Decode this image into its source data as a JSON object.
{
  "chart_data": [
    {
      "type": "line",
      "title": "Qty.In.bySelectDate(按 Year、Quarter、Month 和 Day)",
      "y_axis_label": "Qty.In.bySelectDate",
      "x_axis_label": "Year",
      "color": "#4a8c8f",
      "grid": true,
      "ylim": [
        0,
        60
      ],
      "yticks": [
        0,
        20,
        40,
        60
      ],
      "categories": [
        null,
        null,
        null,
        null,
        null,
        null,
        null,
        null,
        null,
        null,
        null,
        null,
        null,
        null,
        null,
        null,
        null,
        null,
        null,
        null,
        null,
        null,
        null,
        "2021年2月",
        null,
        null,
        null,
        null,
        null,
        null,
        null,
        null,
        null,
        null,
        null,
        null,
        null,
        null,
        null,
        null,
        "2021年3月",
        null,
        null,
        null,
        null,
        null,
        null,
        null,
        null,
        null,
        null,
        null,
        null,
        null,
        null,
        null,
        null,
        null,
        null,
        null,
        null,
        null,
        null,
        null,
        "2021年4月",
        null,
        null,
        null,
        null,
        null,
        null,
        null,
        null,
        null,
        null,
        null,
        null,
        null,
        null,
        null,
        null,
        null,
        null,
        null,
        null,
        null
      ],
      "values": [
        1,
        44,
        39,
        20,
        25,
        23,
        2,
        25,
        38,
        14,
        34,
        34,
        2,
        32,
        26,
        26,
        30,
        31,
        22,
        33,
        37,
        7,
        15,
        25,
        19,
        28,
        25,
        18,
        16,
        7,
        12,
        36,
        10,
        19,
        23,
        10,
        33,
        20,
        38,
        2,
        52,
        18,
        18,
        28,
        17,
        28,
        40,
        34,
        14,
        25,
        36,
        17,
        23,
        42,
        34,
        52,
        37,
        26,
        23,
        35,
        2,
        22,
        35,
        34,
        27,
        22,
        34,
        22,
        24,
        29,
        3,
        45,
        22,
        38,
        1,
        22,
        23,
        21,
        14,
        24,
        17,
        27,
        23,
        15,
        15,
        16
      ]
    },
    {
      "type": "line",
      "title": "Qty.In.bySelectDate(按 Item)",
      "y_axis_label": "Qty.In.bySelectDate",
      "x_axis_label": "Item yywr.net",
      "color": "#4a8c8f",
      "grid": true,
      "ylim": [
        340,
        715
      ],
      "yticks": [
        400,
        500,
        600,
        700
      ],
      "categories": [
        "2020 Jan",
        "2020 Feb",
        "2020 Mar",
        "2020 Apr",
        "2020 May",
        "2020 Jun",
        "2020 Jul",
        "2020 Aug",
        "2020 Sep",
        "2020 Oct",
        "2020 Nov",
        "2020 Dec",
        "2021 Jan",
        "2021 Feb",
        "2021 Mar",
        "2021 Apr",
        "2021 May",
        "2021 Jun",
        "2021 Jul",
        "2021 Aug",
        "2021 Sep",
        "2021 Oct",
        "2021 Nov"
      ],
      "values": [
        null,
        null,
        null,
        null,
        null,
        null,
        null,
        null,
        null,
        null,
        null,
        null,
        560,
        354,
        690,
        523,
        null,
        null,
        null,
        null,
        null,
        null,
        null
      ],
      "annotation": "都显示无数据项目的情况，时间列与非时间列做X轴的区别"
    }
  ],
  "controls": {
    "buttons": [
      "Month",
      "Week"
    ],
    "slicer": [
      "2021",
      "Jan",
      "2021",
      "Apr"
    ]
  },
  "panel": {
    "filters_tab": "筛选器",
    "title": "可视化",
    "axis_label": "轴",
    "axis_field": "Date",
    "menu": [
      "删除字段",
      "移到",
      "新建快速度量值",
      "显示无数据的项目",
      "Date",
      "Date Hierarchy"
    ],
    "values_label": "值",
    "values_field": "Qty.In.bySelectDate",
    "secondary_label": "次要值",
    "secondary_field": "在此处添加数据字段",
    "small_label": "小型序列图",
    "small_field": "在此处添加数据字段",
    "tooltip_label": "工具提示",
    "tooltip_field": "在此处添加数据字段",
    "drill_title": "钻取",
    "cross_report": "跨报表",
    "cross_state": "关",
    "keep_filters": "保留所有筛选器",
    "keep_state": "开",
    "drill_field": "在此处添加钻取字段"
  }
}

--------------------

_What is expected_: Write the entire listing out again, word for word.

_The answer_:
Decode this image into its source data as a JSON object.
{
  "chart_data": [
    {
      "type": "line",
      "title": "Qty.In.bySelectDate(按 Year、Quarter、Month 和 Day)",
      "y_axis_label": "Qty.In.bySelectDate",
      "x_axis_label": "Year",
      "color": "#4a8c8f",
      "grid": true,
      "ylim": [
        0,
        60
      ],
      "yticks": [
        0,
        20,
        40,
        60
      ],
      "categories": [
        null,
        null,
        null,
        null,
        null,
        null,
        null,
        null,
        null,
        null,
        null,
        null,
        null,
        null,
        null,
        null,
        null,
        null,
        null,
        null,
        null,
        null,
        null,
        "2021年2月",
        null,
        null,
        null,
        null,
        null,
        null,
        null,
        null,
        null,
        null,
        null,
        null,
        null,
        null,
        null,
        null,
        "2021年3月",
        null,
        null,
        null,
        null,
        null,
        null,
        null,
        null,
        null,
        null,
        null,
        null,
        null,
        null,
        null,
        null,
        null,
        null,
        null,
        null,
        null,
        null,
        null,
        "2021年4月",
        null,
        null,
        null,
        null,
        null,
        null,
        null,
        null,
        null,
        null,
        null,
        null,
        null,
        null,
        null,
        null,
        null,
        null,
        null,
        null,
        null
      ],
      "values": [
        1,
        44,
        39,
        20,
        25,
        23,
        2,
        25,
        38,
        14,
        34,
        34,
        2,
        32,
        26,
        26,
        30,
        31,
        22,
        33,
        37,
        7,
        15,
        25,
        19,
        28,
        25,
        18,
        16,
        7,
        12,
        36,
        10,
        19,
        23,
        10,
        33,
        20,
        38,
        2,
        52,
        18,
        18,
        28,
        17,
        28,
        40,
        34,
        14,
        25,
        36,
        17,
        23,
        42,
        34,
        52,
        37,
        26,
        23,
        35,
        2,
        22,
        35,
        34,
        27,
        22,
        34,
        22,
        24,
        29,
        3,
        45,
        22,
        38,
        1,
        22,
        23,
        21,
        14,
        24,
        17,
        27,
        23,
        15,
        15,
        16
      ]
    },
    {
      "type": "line",
      "title": "Qty.In.bySelectDate(按 Item)",
      "y_axis_label": "Qty.In.bySelectDate",
      "x_axis_label": "Item yywr.net",
      "color": "#4a8c8f",
      "grid": true,
      "ylim": [
        340,
        715
      ],
      "yticks": [
        400,
        500,
        600,
        700
      ],
      "categories": [
        "2020 Jan",
        "2020 Feb",
        "2020 Mar",
        "2020 Apr",
        "2020 May",
        "2020 Jun",
        "2020 Jul",
        "2020 Aug",
        "2020 Sep",
        "2020 Oct",
        "2020 Nov",
        "2020 Dec",
        "2021 Jan",
        "2021 Feb",
        "2021 Mar",
        "2021 Apr",
        "2021 May",
        "2021 Jun",
        "2021 Jul",
        "2021 Aug",
        "2021 Sep",
        "2021 Oct",
        "2021 Nov"
      ],
      "values": [
        null,
        null,
        null,
        null,
        null,
        null,
        null,
        null,
        null,
        null,
        null,
        null,
        560,
        354,
        690,
        523,
        null,
        null,
        null,
        null,
        null,
        null,
        null
      ],
      "annotation": "都显示无数据项目的情况，时间列与非时间列做X轴的区别"
    }
  ],
  "controls": {
    "buttons": [
      "Month",
      "Week"
    ],
    "slicer": [
      "2021",
      "Jan",
      "2021",
      "Apr"
    ]
  },
  "panel": {
    "filters_tab": "筛选器",
    "title": "可视化",
    "axis_label": "轴",
    "axis_field": "Date",
    "menu": [
      "删除字段",
      "移到",
      "新建快速度量值",
      "显示无数据的项目",
      "Date",
      "Date Hierarchy"
    ],
    "values_label": "值",
    "values_field": "Qty.In.bySelectDate",
    "secondary_label": "次要值",
    "secondary_field": "在此处添加数据字段",
    "small_label": "小型序列图",
    "small_field": "在此处添加数据字段",
    "tooltip_label": "工具提示",
    "tooltip_field": "在此处添加数据字段",
    "drill_title": "钻取",
    "cross_report": "跨报表",
    "cross_state": "关",
    "keep_filters": "保留所有筛选器",
    "keep_state": "开",
    "drill_field": "在此处添加钻取字段"
  }
}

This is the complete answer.